REQUIREMENTS:
Copy word for word the records below that run from the line with "Localize all elements." to the line with "Text: • Copolymer-based", including both of those lines.

— Start of PROVIDED RECORDS —

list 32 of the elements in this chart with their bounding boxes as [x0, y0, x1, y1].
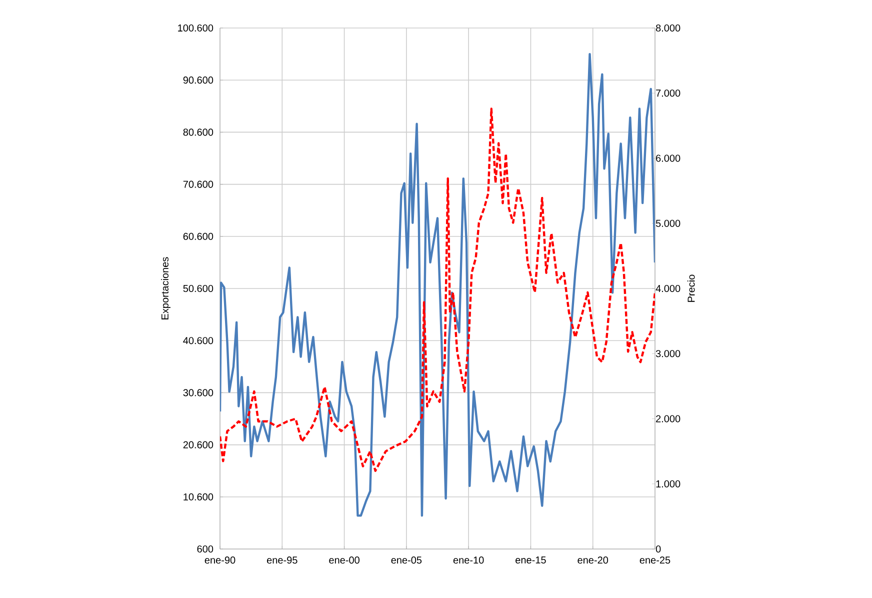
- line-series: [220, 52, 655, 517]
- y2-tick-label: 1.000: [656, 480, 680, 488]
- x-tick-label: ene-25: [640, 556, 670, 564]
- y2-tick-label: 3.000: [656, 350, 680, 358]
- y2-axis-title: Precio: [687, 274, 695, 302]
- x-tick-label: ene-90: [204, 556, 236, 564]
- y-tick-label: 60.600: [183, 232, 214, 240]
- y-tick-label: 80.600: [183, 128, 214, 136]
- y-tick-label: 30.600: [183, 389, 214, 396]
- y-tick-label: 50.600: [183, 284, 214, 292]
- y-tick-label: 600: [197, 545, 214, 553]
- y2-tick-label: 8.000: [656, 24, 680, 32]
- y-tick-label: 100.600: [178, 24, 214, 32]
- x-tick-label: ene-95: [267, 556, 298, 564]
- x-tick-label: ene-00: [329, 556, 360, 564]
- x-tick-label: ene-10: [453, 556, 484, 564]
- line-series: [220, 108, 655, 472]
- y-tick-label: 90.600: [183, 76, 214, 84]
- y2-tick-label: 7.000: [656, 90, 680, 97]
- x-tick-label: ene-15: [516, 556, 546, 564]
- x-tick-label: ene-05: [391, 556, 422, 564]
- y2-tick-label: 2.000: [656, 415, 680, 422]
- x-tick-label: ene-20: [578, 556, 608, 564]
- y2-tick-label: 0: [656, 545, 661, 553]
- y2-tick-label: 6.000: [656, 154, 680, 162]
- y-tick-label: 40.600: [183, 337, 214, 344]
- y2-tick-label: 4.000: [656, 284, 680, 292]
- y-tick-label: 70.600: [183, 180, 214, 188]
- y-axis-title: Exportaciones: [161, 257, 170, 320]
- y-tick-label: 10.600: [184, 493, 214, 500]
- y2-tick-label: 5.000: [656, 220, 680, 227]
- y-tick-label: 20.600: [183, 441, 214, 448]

— End of PROVIDED RECORDS —
— Start of PROVIDED RECORDS —

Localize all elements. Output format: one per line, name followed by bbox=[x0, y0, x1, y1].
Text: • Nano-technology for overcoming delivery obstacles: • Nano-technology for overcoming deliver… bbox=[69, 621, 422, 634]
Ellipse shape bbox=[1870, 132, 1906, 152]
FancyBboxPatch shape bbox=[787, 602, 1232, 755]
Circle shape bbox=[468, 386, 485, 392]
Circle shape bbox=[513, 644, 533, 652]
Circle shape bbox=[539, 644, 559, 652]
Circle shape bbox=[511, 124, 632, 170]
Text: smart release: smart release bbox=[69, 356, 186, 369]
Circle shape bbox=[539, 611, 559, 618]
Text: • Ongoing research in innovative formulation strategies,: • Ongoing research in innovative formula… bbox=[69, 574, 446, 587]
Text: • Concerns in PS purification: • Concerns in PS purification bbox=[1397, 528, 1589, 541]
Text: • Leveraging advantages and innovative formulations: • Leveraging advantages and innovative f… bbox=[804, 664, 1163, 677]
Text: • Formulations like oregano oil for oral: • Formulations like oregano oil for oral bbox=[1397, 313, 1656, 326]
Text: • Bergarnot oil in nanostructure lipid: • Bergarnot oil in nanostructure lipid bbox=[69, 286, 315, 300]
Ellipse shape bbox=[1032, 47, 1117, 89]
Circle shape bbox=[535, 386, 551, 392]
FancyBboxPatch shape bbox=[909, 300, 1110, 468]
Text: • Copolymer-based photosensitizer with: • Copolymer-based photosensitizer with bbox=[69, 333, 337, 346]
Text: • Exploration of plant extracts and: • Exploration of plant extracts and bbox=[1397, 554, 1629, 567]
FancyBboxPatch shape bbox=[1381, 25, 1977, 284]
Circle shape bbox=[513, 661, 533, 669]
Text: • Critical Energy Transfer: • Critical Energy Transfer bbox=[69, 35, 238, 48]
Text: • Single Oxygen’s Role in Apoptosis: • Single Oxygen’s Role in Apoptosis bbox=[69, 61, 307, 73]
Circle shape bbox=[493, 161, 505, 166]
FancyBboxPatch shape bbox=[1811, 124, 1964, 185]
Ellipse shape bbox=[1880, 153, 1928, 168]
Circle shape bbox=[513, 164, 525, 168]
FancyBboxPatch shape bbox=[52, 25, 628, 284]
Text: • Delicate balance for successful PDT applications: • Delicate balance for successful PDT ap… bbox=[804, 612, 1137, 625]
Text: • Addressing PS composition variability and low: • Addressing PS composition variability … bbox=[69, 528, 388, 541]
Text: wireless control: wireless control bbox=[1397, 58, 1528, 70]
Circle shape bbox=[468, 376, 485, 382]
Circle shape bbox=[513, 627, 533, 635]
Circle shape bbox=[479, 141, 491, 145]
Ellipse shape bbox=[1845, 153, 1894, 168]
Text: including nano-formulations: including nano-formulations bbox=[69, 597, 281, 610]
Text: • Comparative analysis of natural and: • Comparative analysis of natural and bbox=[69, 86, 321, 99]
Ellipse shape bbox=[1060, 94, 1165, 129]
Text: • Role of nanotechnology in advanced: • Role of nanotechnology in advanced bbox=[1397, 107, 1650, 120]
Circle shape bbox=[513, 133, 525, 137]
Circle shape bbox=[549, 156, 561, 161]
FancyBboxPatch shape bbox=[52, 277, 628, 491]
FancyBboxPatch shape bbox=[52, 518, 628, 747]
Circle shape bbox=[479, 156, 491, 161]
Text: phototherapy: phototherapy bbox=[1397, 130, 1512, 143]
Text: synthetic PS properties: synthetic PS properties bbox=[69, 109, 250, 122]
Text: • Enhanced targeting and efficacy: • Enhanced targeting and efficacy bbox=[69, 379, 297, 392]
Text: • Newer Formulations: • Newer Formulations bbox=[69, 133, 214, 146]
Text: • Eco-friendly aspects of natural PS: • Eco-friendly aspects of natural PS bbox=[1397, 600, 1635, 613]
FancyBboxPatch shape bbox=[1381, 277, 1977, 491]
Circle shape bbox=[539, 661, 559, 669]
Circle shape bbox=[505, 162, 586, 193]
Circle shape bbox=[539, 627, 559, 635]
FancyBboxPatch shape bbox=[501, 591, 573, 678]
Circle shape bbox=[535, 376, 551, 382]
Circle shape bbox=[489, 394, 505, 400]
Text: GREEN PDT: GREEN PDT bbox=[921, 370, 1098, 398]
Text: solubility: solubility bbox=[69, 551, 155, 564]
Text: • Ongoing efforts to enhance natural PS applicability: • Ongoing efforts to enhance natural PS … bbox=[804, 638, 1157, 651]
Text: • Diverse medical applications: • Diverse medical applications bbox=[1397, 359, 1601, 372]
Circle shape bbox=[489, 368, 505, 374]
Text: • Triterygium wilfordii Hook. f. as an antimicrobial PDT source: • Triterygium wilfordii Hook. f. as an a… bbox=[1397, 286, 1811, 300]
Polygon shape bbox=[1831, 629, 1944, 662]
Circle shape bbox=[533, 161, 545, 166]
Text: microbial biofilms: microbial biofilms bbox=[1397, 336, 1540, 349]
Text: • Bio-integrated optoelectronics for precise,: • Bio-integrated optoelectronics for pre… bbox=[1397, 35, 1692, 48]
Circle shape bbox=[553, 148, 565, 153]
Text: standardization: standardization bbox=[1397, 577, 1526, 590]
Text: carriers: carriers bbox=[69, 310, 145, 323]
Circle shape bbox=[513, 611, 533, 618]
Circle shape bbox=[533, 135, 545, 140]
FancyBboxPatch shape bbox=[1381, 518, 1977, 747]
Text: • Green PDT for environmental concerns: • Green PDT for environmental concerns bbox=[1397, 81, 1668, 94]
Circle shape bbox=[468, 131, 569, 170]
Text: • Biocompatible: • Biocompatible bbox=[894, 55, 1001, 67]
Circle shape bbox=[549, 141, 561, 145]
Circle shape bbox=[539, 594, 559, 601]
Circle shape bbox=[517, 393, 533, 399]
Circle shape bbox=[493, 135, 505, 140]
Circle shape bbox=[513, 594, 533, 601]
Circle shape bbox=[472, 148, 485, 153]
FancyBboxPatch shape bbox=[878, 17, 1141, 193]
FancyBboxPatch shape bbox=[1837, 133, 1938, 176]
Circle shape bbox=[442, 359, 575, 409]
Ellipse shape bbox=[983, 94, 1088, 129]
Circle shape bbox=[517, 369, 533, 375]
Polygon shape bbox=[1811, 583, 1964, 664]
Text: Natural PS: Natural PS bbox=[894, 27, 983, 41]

— End of PROVIDED RECORDS —

WRITTEN ANSWER:
Localize all elements. Output format: one per line, name followed by bbox=[x0, y0, x1, y1].
Text: • Nano-technology for overcoming delivery obstacles: • Nano-technology for overcoming deliver… bbox=[69, 621, 422, 634]
Ellipse shape bbox=[1870, 132, 1906, 152]
FancyBboxPatch shape bbox=[787, 602, 1232, 755]
Circle shape bbox=[468, 386, 485, 392]
Circle shape bbox=[513, 644, 533, 652]
Circle shape bbox=[539, 644, 559, 652]
Circle shape bbox=[511, 124, 632, 170]
Text: smart release: smart release bbox=[69, 356, 186, 369]
Circle shape bbox=[539, 611, 559, 618]
Text: • Ongoing research in innovative formulation strategies,: • Ongoing research in innovative formula… bbox=[69, 574, 446, 587]
Text: • Concerns in PS purification: • Concerns in PS purification bbox=[1397, 528, 1589, 541]
Text: • Leveraging advantages and innovative formulations: • Leveraging advantages and innovative f… bbox=[804, 664, 1163, 677]
Text: • Formulations like oregano oil for oral: • Formulations like oregano oil for oral bbox=[1397, 313, 1656, 326]
Text: • Bergarnot oil in nanostructure lipid: • Bergarnot oil in nanostructure lipid bbox=[69, 286, 315, 300]
Ellipse shape bbox=[1032, 47, 1117, 89]
Circle shape bbox=[535, 386, 551, 392]
FancyBboxPatch shape bbox=[909, 300, 1110, 468]
Text: • Copolymer-based photosensitizer with: • Copolymer-based photosensitizer with bbox=[69, 333, 337, 346]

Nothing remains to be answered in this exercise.